Siemens given extra £265m on passport contract

By Tony Collins

Changing the culture of the Home Office will be quite a challenge – but not an impossible one.

The immigration minister Damian Green has revealed in a Parliamentary reply that Siemens received at least £265m more than expected on a contract to build and run passport IT systems.

The extra money to Siemens was funded by the fees charged to passport applicants. The Home Office requires that the Identity and Passport Service covers its costs from passport fees – which have more than trebled since the start of the contract.

In September 1999, the fee payable by a member of the public making a postal application for a standard 10-year passport was:

– £21 for a standard passport

– £31 for passports issued over-the-counter.

Today a passport costs:

– £77.50 for a standard passport

– £129.50 for one over-the-counter.

Campaign4Change asked the Home Office for an explanation of the extra payments to Siemens. Its spokesman gave only a general account which answered none of our specific questions.  

When we expressed gratitude to Andrew Bell in the Home Office’s press office for his quick response to our questions and pointed out that he hadn’t answered any of them he replied: “We have nothing to add”.

What’s clear is that the Home Office may be under new coalition management but its culture of non-accountability and secrecy haven’t changed.

It’s also clear that, with Gateway reviews remaining secret, Parliament has no certain way of knowing when any large IT-enabled change contract is deviating substantially from the contract in time, scope or costs.

In 2009 the Home Office replaced Siemens with CSC as the main passport IT supplier contract. Have extra payments been made to CSC under its £385m 10-year passport contract? Parliament has no idea, and neither do we.

Damian Green reveals extra payments to Siemens

This was Damian Green’s reply to a question by SNP MP Dr Eilidh Whiteford.

Dr Whiteford: To ask the Secretary of State for the Home Department what the original estimate, at current prices, was for the cost to the public purse of the Siemens IT system for the Passport Agency; what the final cost, at current prices, was at the time of completion; and whether additional costs have been incurred since completion.
···
**JOB 1:** Reproduce word for word the stretch of the passport contract article from "It’s also clear" through "incurred since completion.".
**JOB 2:** In the passport contract article, which company did the Home Office bring in to replace Siemens as the main passport IT supplier in 2009?
Draw only on the passport contract article, not on the data.

**DATA LINES:**
···
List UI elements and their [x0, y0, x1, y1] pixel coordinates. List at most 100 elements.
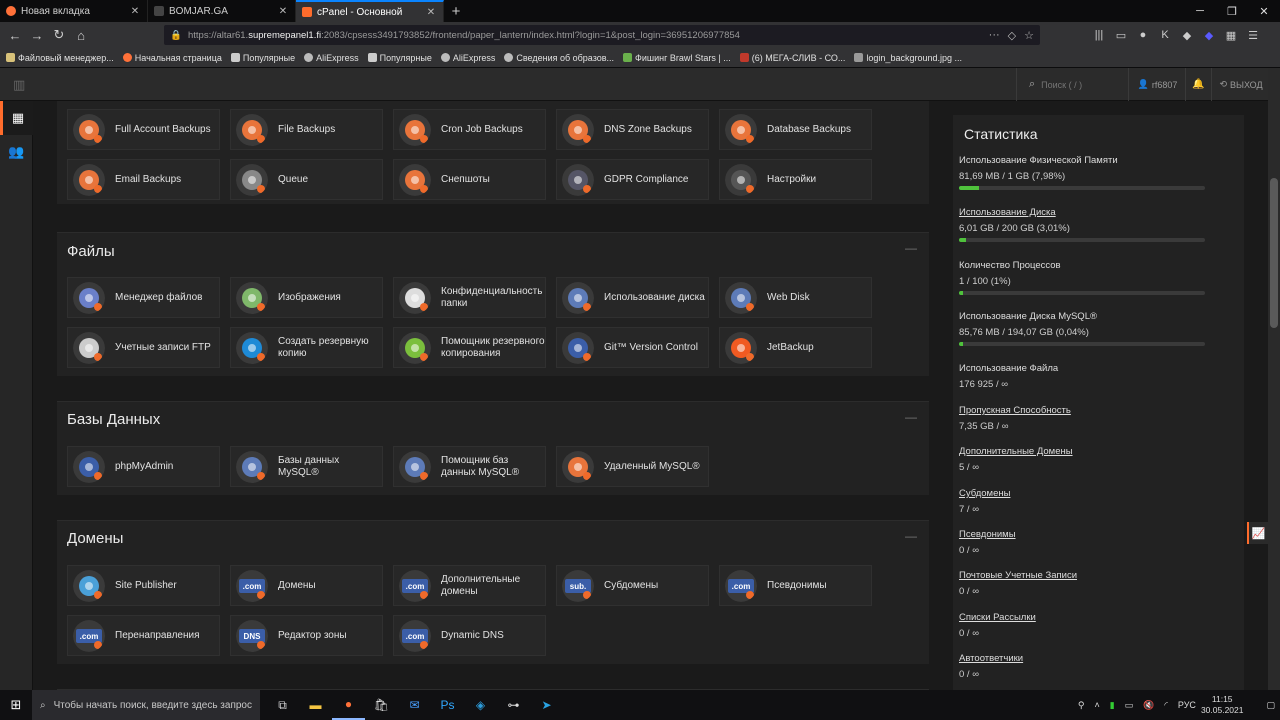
···
**FINAL ANSWER 1:**
It’s also clear that, with Gateway reviews remaining secret, Parliament has no certain way of knowing when any large IT-enabled change contract is deviating substantially from the contract in time, scope or costs.

In 2009 the Home Office replaced Siemens with CSC as the main passport IT supplier contract. Have extra payments been made to CSC under its £385m 10-year passport contract? Parliament has no idea, and neither do we.

Damian Green reveals extra payments to Siemens

This was Damian Green’s reply to a question by SNP MP Dr Eilidh Whiteford.

Dr Whiteford: To ask the Secretary of State for the Home Department what the original estimate, at current prices, was for the cost to the public purse of the Siemens IT system for the Passport Agency; what the final cost, at current prices, was at the time of completion; and whether additional costs have been incurred since completion.

**FINAL ANSWER 2:** CSC